> **DATA RECORDS**
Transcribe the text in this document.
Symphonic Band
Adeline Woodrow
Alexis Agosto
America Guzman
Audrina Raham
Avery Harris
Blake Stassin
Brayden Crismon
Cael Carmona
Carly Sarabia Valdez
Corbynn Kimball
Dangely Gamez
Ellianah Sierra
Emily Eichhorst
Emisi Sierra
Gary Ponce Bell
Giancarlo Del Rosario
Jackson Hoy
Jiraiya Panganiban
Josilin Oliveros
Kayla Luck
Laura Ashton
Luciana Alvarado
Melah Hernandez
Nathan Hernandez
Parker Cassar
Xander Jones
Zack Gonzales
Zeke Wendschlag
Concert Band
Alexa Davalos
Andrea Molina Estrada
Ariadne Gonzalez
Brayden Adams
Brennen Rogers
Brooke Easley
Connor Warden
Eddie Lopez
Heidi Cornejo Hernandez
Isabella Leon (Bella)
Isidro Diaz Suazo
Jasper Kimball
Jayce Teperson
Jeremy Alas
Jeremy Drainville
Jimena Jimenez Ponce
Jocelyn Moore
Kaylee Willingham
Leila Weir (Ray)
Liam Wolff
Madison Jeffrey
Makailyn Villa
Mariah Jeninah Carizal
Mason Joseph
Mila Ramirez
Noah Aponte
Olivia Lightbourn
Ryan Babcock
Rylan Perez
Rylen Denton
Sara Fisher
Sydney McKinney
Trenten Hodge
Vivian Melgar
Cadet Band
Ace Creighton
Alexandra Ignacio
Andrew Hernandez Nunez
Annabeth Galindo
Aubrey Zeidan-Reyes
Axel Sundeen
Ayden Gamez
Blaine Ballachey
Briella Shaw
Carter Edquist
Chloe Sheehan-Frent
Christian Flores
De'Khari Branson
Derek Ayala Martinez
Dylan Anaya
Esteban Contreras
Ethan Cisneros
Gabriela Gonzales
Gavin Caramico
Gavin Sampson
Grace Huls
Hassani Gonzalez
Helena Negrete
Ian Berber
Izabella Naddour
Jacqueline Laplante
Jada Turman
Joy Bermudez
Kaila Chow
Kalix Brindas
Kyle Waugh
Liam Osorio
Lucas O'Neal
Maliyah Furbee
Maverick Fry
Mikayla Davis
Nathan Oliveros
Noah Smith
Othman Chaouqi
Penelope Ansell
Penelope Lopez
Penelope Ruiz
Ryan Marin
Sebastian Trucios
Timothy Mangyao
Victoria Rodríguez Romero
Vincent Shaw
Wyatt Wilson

> **STATED PROBLEM**
Every record above should be output exactly.

> **TASK SOLUTION**
Transcribe the text in this document.
Symphonic Band
Adeline Woodrow
Alexis Agosto
America Guzman
Audrina Raham
Avery Harris
Blake Stassin
Brayden Crismon
Cael Carmona
Carly Sarabia Valdez
Corbynn Kimball
Dangely Gamez
Ellianah Sierra
Emily Eichhorst
Emisi Sierra
Gary Ponce Bell
Giancarlo Del Rosario
Jackson Hoy
Jiraiya Panganiban
Josilin Oliveros
Kayla Luck
Laura Ashton
Luciana Alvarado
Melah Hernandez
Nathan Hernandez
Parker Cassar
Xander Jones
Zack Gonzales
Zeke Wendschlag
Concert Band
Alexa Davalos
Andrea Molina Estrada
Ariadne Gonzalez
Brayden Adams
Brennen Rogers
Brooke Easley
Connor Warden
Eddie Lopez
Heidi Cornejo Hernandez
Isabella Leon (Bella)
Isidro Diaz Suazo
Jasper Kimball
Jayce Teperson
Jeremy Alas
Jeremy Drainville
Jimena Jimenez Ponce
Jocelyn Moore
Kaylee Willingham
Leila Weir (Ray)
Liam Wolff
Madison Jeffrey
Makailyn Villa
Mariah Jeninah Carizal
Mason Joseph
Mila Ramirez
Noah Aponte
Olivia Lightbourn
Ryan Babcock
Rylan Perez
Rylen Denton
Sara Fisher
Sydney McKinney
Trenten Hodge
Vivian Melgar
Cadet Band
Ace Creighton
Alexandra Ignacio
Andrew Hernandez Nunez
Annabeth Galindo
Aubrey Zeidan-Reyes
Axel Sundeen
Ayden Gamez
Blaine Ballachey
Briella Shaw
Carter Edquist
Chloe Sheehan-Frent
Christian Flores
De'Khari Branson
Derek Ayala Martinez
Dylan Anaya
Esteban Contreras
Ethan Cisneros
Gabriela Gonzales
Gavin Caramico
Gavin Sampson
Grace Huls
Hassani Gonzalez
Helena Negrete
Ian Berber
Izabella Naddour
Jacqueline Laplante
Jada Turman
Joy Bermudez
Kaila Chow
Kalix Brindas
Kyle Waugh
Liam Osorio
Lucas O'Neal
Maliyah Furbee
Maverick Fry
Mikayla Davis
Nathan Oliveros
Noah Smith
Othman Chaouqi
Penelope Ansell
Penelope Lopez
Penelope Ruiz
Ryan Marin
Sebastian Trucios
Timothy Mangyao
Victoria Rodríguez Romero
Vincent Shaw
Wyatt Wilson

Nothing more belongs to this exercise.